■ PROBLEM REQUIREMENTS
Look for the word "this" in the entries below, then copy every line that has it.

[Records]

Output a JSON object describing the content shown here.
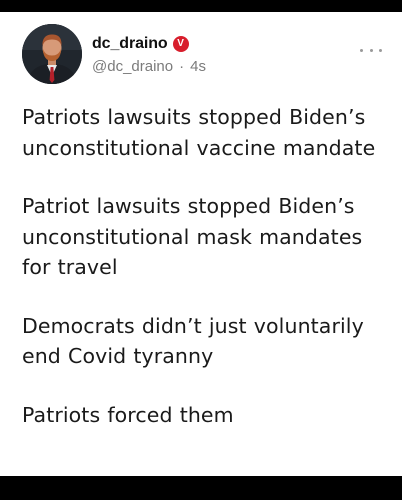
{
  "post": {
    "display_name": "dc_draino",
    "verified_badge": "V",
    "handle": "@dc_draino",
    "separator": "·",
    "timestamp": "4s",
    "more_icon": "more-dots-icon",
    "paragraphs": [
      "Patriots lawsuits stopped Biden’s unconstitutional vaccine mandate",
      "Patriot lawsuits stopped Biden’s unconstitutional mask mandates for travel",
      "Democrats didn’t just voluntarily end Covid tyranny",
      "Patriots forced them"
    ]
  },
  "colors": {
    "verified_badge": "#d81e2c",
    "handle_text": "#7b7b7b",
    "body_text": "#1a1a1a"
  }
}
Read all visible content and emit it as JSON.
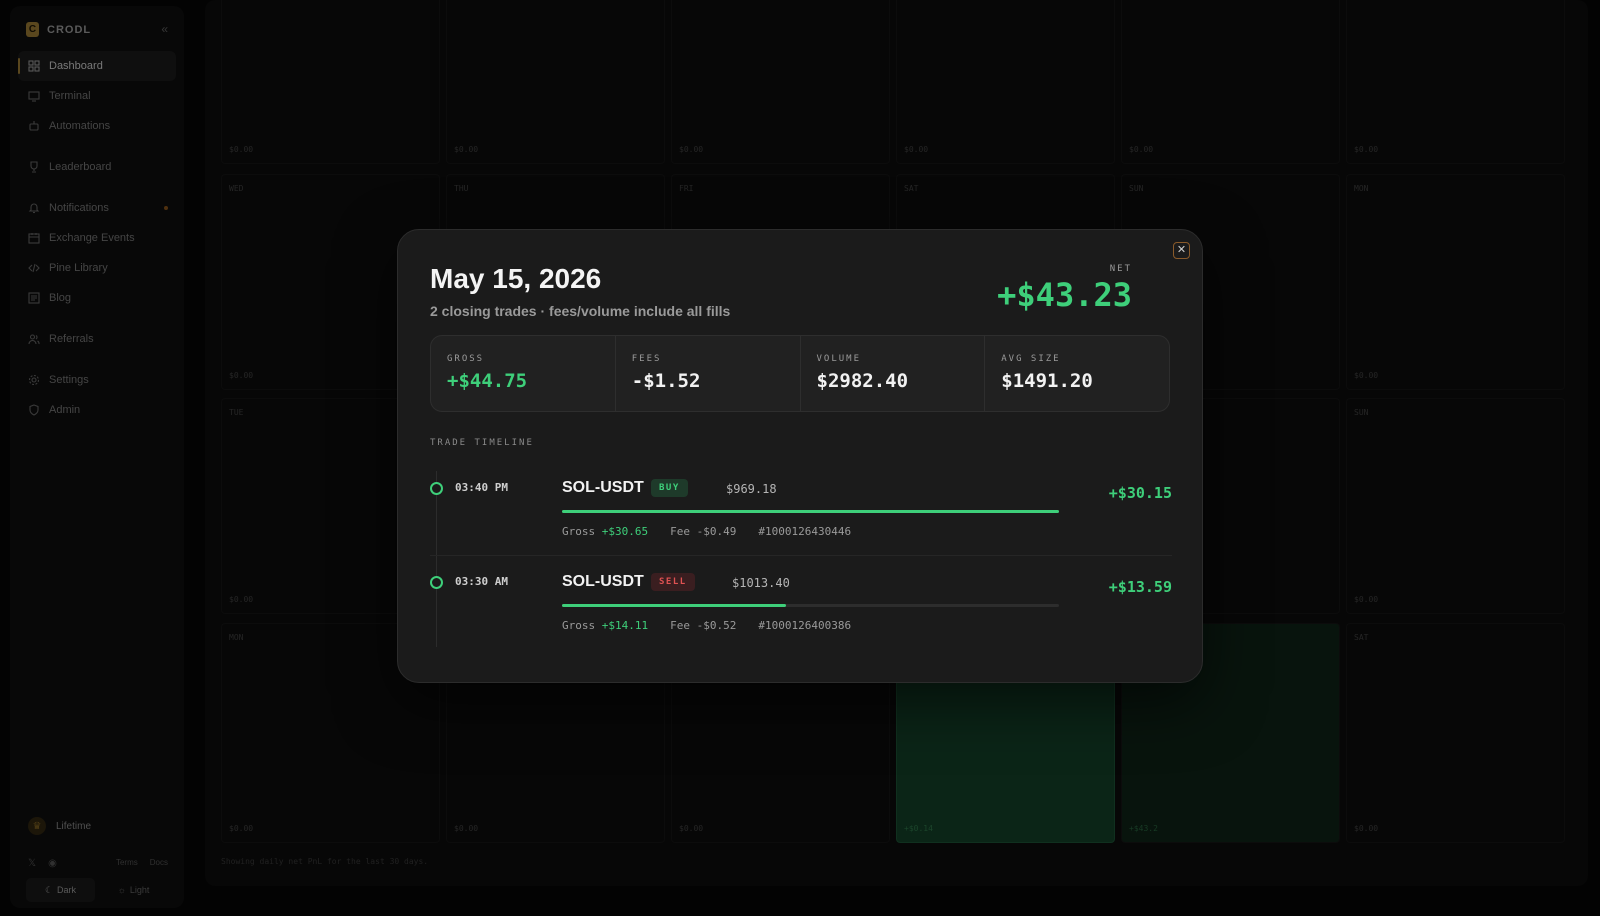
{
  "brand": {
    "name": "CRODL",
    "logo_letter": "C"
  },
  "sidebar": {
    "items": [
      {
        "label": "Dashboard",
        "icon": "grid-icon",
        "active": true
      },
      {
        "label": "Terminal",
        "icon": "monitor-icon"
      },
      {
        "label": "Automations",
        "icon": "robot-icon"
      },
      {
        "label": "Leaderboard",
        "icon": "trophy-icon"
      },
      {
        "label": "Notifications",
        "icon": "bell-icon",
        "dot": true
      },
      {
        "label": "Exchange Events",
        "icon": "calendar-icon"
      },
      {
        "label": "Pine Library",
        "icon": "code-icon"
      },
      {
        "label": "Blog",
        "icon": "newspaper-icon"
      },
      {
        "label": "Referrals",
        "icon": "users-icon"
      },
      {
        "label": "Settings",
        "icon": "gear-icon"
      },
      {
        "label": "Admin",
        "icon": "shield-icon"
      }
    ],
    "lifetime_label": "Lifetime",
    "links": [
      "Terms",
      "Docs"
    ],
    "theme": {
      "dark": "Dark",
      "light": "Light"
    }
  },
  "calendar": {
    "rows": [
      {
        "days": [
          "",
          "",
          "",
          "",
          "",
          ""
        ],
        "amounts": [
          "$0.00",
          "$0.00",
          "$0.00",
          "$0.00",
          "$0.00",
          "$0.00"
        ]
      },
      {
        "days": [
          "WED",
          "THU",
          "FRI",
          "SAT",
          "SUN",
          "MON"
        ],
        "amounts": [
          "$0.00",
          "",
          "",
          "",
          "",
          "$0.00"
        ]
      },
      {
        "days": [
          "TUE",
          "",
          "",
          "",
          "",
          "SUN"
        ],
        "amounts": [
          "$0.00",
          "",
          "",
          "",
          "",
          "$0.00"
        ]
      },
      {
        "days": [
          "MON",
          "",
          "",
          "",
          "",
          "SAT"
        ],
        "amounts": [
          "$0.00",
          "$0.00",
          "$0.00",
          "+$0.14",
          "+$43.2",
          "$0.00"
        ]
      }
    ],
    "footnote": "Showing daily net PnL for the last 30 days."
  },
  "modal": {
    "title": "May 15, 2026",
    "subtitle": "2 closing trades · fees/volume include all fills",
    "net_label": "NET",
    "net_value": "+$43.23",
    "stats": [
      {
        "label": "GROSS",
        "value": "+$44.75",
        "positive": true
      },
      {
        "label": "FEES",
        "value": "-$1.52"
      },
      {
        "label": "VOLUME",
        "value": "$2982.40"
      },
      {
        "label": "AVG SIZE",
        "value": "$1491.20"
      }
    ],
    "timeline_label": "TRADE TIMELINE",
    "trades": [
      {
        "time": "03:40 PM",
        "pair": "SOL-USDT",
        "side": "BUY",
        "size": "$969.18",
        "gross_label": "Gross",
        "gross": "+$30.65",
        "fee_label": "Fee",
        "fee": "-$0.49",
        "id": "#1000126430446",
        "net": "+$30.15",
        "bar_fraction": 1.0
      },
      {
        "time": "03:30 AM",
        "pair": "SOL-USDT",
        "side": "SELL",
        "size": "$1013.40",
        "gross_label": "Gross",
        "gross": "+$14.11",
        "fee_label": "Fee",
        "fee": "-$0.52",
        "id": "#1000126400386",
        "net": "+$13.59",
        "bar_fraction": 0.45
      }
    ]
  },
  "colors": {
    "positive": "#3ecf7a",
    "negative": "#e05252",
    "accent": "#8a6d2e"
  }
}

--

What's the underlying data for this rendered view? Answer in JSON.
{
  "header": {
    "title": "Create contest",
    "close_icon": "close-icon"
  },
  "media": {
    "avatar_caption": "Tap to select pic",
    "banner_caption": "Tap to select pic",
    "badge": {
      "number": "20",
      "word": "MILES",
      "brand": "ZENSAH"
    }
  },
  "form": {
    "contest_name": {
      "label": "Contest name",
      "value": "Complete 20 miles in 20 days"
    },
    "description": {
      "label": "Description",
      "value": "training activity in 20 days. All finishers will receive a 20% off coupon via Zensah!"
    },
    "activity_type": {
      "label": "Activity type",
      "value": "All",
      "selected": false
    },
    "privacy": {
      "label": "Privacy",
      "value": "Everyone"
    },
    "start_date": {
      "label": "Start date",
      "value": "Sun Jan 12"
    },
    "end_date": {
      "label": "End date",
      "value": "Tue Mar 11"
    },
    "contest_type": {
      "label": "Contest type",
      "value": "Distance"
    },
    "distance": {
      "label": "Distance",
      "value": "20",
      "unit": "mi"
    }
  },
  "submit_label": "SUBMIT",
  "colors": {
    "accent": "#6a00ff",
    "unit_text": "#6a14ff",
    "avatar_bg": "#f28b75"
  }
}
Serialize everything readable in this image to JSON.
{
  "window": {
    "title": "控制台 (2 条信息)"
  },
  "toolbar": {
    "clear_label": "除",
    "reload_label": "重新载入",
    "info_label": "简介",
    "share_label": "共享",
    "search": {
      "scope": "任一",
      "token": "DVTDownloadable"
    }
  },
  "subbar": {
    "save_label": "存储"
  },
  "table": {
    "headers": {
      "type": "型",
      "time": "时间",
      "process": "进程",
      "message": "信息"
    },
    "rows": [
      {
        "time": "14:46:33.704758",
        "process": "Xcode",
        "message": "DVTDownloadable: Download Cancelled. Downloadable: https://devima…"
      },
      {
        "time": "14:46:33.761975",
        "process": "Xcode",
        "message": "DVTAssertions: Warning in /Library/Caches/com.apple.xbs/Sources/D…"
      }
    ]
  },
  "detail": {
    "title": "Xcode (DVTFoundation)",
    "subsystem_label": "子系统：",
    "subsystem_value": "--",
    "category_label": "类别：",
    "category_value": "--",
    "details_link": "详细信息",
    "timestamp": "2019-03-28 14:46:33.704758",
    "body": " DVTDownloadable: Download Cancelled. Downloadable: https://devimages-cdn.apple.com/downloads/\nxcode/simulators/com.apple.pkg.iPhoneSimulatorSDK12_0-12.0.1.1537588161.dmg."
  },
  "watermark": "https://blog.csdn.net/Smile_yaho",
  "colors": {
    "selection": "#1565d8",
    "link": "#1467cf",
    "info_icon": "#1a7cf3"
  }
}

■ ANSWER
What's the underlying data for this rendered view? Answer in JSON.
Serialize everything readable in this image to JSON.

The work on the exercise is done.